■ **Exercise details**
Find and copy each line of the records where the string "structure" shows up.

• • • • • • •

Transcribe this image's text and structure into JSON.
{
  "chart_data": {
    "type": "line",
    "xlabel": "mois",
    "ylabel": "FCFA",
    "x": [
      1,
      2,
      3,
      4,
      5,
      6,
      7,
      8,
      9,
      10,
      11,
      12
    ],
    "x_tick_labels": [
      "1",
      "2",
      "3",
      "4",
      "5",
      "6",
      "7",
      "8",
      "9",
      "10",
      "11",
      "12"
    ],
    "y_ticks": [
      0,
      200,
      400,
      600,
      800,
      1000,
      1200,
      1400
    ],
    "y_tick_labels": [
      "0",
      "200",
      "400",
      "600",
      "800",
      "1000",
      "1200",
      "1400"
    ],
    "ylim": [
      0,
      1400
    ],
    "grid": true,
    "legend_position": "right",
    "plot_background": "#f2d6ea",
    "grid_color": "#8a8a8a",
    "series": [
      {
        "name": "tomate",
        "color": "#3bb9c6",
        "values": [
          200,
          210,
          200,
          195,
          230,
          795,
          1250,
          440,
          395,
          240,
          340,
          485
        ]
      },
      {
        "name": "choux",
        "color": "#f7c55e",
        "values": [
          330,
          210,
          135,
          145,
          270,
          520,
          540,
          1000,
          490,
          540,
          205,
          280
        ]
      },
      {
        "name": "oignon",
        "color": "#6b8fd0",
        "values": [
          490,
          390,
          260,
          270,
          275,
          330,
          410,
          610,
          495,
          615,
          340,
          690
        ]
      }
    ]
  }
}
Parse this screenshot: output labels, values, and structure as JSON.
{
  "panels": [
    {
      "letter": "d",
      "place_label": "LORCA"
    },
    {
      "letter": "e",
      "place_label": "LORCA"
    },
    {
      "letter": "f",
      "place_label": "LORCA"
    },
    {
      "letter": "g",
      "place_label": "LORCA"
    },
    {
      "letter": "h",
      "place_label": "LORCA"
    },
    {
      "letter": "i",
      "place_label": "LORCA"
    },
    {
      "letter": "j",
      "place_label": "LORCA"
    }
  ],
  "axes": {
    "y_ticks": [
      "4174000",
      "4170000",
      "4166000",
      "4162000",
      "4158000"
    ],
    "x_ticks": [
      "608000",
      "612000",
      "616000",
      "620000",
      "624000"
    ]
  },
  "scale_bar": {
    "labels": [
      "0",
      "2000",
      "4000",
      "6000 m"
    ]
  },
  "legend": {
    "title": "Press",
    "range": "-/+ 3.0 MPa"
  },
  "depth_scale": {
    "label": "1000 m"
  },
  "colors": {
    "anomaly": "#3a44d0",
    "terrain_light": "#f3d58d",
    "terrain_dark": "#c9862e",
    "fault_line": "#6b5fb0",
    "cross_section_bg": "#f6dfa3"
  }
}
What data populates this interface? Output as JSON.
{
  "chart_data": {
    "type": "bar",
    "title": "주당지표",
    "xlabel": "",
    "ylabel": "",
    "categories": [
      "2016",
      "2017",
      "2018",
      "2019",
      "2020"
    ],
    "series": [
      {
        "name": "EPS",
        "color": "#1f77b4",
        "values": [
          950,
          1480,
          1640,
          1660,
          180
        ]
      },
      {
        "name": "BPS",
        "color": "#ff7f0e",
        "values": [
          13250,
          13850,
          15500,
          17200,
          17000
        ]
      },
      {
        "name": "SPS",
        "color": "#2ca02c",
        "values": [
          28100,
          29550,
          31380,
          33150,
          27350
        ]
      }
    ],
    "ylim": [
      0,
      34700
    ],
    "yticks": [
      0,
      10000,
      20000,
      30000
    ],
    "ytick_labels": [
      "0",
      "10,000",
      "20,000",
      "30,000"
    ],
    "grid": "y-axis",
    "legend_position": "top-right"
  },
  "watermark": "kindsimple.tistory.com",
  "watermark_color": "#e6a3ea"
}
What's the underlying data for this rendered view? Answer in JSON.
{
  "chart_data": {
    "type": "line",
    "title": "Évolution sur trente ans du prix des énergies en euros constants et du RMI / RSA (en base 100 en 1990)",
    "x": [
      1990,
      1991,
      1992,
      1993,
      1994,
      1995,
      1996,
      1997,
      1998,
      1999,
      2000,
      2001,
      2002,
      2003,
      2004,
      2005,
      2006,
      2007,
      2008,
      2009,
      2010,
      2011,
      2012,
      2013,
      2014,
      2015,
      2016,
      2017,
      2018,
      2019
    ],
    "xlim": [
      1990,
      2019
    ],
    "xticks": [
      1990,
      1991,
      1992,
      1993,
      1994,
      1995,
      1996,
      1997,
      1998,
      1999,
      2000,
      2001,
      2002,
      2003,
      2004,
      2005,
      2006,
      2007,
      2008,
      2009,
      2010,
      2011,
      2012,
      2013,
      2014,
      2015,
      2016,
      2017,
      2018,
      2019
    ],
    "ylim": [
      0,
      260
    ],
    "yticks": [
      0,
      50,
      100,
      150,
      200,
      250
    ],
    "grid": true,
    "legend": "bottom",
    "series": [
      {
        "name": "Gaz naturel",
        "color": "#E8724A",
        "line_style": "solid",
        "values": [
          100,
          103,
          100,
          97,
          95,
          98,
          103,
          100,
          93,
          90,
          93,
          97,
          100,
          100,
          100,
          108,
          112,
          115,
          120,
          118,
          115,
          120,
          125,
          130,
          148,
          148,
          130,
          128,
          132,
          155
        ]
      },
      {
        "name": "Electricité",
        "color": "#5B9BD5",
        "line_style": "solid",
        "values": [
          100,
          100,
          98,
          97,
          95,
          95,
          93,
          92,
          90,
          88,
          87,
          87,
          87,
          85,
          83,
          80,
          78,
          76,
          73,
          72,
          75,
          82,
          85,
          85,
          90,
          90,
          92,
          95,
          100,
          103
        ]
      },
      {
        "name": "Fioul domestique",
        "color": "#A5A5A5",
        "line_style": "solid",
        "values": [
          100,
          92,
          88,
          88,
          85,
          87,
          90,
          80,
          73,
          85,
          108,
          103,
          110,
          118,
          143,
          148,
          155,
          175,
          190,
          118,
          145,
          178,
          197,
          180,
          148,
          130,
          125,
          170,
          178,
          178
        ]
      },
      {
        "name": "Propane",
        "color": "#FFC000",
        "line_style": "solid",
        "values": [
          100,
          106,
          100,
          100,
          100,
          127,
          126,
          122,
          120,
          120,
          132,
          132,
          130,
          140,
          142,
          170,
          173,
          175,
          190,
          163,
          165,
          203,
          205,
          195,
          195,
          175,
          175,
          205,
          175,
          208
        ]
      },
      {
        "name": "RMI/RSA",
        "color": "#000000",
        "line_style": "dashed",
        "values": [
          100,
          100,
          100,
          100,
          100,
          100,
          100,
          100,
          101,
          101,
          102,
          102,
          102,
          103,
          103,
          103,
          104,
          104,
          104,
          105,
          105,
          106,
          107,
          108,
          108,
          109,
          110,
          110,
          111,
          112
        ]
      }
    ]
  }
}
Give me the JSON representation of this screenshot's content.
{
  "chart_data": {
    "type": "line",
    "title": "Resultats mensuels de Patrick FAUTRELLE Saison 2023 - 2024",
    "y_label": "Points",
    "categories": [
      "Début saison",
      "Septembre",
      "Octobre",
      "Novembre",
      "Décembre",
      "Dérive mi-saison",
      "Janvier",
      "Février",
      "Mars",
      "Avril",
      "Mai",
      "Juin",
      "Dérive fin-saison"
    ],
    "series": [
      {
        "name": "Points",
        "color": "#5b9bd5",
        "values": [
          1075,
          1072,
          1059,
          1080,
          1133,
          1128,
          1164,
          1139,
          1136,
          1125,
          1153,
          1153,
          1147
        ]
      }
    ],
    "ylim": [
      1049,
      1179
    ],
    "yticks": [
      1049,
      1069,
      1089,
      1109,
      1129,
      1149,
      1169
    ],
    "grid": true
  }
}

• • • • • • •

■ **Reply**
Transcribe this image's text and structure into JSON.
Parse this screenshot: output labels, values, and structure as JSON.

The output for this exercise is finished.